* [Work required]
Return the listing word for word, as given.

* [Extracted records]

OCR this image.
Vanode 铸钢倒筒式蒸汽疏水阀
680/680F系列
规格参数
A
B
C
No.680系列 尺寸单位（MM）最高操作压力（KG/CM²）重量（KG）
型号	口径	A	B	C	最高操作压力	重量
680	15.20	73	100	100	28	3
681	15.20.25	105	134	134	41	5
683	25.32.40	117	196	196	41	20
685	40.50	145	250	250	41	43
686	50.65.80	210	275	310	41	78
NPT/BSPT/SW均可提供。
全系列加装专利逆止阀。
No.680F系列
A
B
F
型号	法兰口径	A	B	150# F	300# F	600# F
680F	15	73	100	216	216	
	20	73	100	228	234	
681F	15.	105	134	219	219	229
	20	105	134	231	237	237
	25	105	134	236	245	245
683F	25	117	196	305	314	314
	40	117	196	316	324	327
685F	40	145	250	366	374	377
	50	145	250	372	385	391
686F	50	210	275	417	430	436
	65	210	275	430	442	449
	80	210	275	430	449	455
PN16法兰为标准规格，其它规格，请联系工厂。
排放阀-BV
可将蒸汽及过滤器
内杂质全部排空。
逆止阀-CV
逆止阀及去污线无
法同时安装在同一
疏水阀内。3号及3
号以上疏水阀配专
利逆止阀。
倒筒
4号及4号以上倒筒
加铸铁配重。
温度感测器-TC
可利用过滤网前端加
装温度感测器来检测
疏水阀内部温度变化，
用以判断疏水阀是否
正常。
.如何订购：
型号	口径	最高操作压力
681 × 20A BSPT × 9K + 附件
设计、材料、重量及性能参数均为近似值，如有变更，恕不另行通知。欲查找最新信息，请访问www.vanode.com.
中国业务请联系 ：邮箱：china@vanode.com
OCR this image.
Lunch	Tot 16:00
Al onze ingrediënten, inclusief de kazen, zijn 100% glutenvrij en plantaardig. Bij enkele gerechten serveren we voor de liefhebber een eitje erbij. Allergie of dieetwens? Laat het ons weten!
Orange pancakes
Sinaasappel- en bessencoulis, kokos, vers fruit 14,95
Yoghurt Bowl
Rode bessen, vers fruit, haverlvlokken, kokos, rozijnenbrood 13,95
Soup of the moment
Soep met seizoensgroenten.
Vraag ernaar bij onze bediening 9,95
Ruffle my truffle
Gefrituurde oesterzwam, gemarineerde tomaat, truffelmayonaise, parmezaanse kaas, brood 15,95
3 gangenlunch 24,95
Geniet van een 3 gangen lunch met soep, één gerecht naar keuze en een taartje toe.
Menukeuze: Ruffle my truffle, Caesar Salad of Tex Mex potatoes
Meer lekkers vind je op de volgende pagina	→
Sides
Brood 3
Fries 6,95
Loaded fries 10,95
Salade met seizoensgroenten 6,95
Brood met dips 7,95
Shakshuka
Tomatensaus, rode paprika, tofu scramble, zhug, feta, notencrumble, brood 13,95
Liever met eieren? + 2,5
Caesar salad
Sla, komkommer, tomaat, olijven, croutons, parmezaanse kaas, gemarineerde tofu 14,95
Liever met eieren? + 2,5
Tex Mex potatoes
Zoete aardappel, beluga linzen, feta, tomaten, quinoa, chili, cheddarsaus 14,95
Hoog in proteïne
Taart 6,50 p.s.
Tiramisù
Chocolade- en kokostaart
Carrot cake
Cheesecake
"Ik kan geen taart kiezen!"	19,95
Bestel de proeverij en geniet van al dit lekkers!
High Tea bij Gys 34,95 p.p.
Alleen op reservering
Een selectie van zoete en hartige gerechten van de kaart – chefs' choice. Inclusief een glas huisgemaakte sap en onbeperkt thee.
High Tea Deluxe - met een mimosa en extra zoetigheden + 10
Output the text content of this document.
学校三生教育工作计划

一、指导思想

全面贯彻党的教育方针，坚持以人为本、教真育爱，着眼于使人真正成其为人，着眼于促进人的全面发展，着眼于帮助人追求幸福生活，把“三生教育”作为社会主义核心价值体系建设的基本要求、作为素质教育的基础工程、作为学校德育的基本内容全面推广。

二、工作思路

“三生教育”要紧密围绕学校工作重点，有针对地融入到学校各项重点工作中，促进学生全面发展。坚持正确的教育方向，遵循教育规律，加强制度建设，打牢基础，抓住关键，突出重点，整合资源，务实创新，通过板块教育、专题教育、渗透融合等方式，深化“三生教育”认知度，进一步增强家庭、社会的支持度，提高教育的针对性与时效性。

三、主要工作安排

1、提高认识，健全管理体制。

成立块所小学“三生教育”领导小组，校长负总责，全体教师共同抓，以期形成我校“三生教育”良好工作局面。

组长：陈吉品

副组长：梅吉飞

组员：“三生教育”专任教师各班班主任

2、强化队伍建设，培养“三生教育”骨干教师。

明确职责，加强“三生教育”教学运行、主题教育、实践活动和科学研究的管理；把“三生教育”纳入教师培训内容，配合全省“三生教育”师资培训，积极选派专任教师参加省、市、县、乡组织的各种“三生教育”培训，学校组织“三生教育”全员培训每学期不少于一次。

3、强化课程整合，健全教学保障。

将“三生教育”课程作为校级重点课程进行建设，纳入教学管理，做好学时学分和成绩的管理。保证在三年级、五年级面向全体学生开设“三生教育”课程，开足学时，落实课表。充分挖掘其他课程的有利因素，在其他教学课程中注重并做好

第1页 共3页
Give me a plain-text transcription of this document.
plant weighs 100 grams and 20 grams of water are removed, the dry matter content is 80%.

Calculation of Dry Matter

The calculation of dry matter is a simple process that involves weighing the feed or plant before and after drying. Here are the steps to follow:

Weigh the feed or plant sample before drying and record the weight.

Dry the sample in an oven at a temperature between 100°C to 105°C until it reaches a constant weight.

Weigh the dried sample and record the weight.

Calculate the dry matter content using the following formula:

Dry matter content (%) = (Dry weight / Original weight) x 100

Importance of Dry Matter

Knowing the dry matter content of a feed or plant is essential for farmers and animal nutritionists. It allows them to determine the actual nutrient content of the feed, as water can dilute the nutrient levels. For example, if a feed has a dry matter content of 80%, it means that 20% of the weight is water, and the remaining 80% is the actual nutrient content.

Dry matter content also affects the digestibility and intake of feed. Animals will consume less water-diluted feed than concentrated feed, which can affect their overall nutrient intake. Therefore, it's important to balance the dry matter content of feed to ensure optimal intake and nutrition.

* [Solution below]
OCR this image.
Vanode 铸钢倒筒式蒸汽疏水阀
680/680F系列
规格参数
A
B
C
No.680系列 尺寸单位（MM）最高操作压力（KG/CM²）重量（KG）
型号	口径	A	B	C	最高操作压力	重量
680	15.20	73	100	100	28	3
681	15.20.25	105	134	134	41	5
683	25.32.40	117	196	196	41	20
685	40.50	145	250	250	41	43
686	50.65.80	210	275	310	41	78
NPT/BSPT/SW均可提供。
全系列加装专利逆止阀。
No.680F系列
A
B
F
型号	法兰口径	A	B	150# F	300# F	600# F
680F	15	73	100	216	216	
	20	73	100	228	234	
681F	15.	105	134	219	219	229
	20	105	134	231	237	237
	25	105	134	236	245	245
683F	25	117	196	305	314	314
	40	117	196	316	324	327
685F	40	145	250	366	374	377
	50	145	250	372	385	391
686F	50	210	275	417	430	436
	65	210	275	430	442	449
	80	210	275	430	449	455
PN16法兰为标准规格，其它规格，请联系工厂。
排放阀-BV
可将蒸汽及过滤器
内杂质全部排空。
逆止阀-CV
逆止阀及去污线无
法同时安装在同一
疏水阀内。3号及3
号以上疏水阀配专
利逆止阀。
倒筒
4号及4号以上倒筒
加铸铁配重。
温度感测器-TC
可利用过滤网前端加
装温度感测器来检测
疏水阀内部温度变化，
用以判断疏水阀是否
正常。
.如何订购：
型号	口径	最高操作压力
681 × 20A BSPT × 9K + 附件
设计、材料、重量及性能参数均为近似值，如有变更，恕不另行通知。欲查找最新信息，请访问www.vanode.com.
中国业务请联系 ：邮箱：china@vanode.com
OCR this image.
Lunch	Tot 16:00
Al onze ingrediënten, inclusief de kazen, zijn 100% glutenvrij en plantaardig. Bij enkele gerechten serveren we voor de liefhebber een eitje erbij. Allergie of dieetwens? Laat het ons weten!
Orange pancakes
Sinaasappel- en bessencoulis, kokos, vers fruit 14,95
Yoghurt Bowl
Rode bessen, vers fruit, haverlvlokken, kokos, rozijnenbrood 13,95
Soup of the moment
Soep met seizoensgroenten.
Vraag ernaar bij onze bediening 9,95
Ruffle my truffle
Gefrituurde oesterzwam, gemarineerde tomaat, truffelmayonaise, parmezaanse kaas, brood 15,95
3 gangenlunch 24,95
Geniet van een 3 gangen lunch met soep, één gerecht naar keuze en een taartje toe.
Menukeuze: Ruffle my truffle, Caesar Salad of Tex Mex potatoes
Meer lekkers vind je op de volgende pagina	→
Sides
Brood 3
Fries 6,95
Loaded fries 10,95
Salade met seizoensgroenten 6,95
Brood met dips 7,95
Shakshuka
Tomatensaus, rode paprika, tofu scramble, zhug, feta, notencrumble, brood 13,95
Liever met eieren? + 2,5
Caesar salad
Sla, komkommer, tomaat, olijven, croutons, parmezaanse kaas, gemarineerde tofu 14,95
Liever met eieren? + 2,5
Tex Mex potatoes
Zoete aardappel, beluga linzen, feta, tomaten, quinoa, chili, cheddarsaus 14,95
Hoog in proteïne
Taart 6,50 p.s.
Tiramisù
Chocolade- en kokostaart
Carrot cake
Cheesecake
"Ik kan geen taart kiezen!"	19,95
Bestel de proeverij en geniet van al dit lekkers!
High Tea bij Gys 34,95 p.p.
Alleen op reservering
Een selectie van zoete en hartige gerechten van de kaart – chefs' choice. Inclusief een glas huisgemaakte sap en onbeperkt thee.
High Tea Deluxe - met een mimosa en extra zoetigheden + 10
Output the text content of this document.
学校三生教育工作计划

一、指导思想

全面贯彻党的教育方针，坚持以人为本、教真育爱，着眼于使人真正成其为人，着眼于促进人的全面发展，着眼于帮助人追求幸福生活，把“三生教育”作为社会主义核心价值体系建设的基本要求、作为素质教育的基础工程、作为学校德育的基本内容全面推广。

二、工作思路

“三生教育”要紧密围绕学校工作重点，有针对地融入到学校各项重点工作中，促进学生全面发展。坚持正确的教育方向，遵循教育规律，加强制度建设，打牢基础，抓住关键，突出重点，整合资源，务实创新，通过板块教育、专题教育、渗透融合等方式，深化“三生教育”认知度，进一步增强家庭、社会的支持度，提高教育的针对性与时效性。

三、主要工作安排

1、提高认识，健全管理体制。

成立块所小学“三生教育”领导小组，校长负总责，全体教师共同抓，以期形成我校“三生教育”良好工作局面。

组长：陈吉品

副组长：梅吉飞

组员：“三生教育”专任教师各班班主任

2、强化队伍建设，培养“三生教育”骨干教师。

明确职责，加强“三生教育”教学运行、主题教育、实践活动和科学研究的管理；把“三生教育”纳入教师培训内容，配合全省“三生教育”师资培训，积极选派专任教师参加省、市、县、乡组织的各种“三生教育”培训，学校组织“三生教育”全员培训每学期不少于一次。

3、强化课程整合，健全教学保障。

将“三生教育”课程作为校级重点课程进行建设，纳入教学管理，做好学时学分和成绩的管理。保证在三年级、五年级面向全体学生开设“三生教育”课程，开足学时，落实课表。充分挖掘其他课程的有利因素，在其他教学课程中注重并做好

第1页 共3页
Give me a plain-text transcription of this document.
plant weighs 100 grams and 20 grams of water are removed, the dry matter content is 80%.

Calculation of Dry Matter

The calculation of dry matter is a simple process that involves weighing the feed or plant before and after drying. Here are the steps to follow:

Weigh the feed or plant sample before drying and record the weight.

Dry the sample in an oven at a temperature between 100°C to 105°C until it reaches a constant weight.

Weigh the dried sample and record the weight.

Calculate the dry matter content using the following formula:

Dry matter content (%) = (Dry weight / Original weight) x 100

Importance of Dry Matter

Knowing the dry matter content of a feed or plant is essential for farmers and animal nutritionists. It allows them to determine the actual nutrient content of the feed, as water can dilute the nutrient levels. For example, if a feed has a dry matter content of 80%, it means that 20% of the weight is water, and the remaining 80% is the actual nutrient content.

Dry matter content also affects the digestibility and intake of feed. Animals will consume less water-diluted feed than concentrated feed, which can affect their overall nutrient intake. Therefore, it's important to balance the dry matter content of feed to ensure optimal intake and nutrition.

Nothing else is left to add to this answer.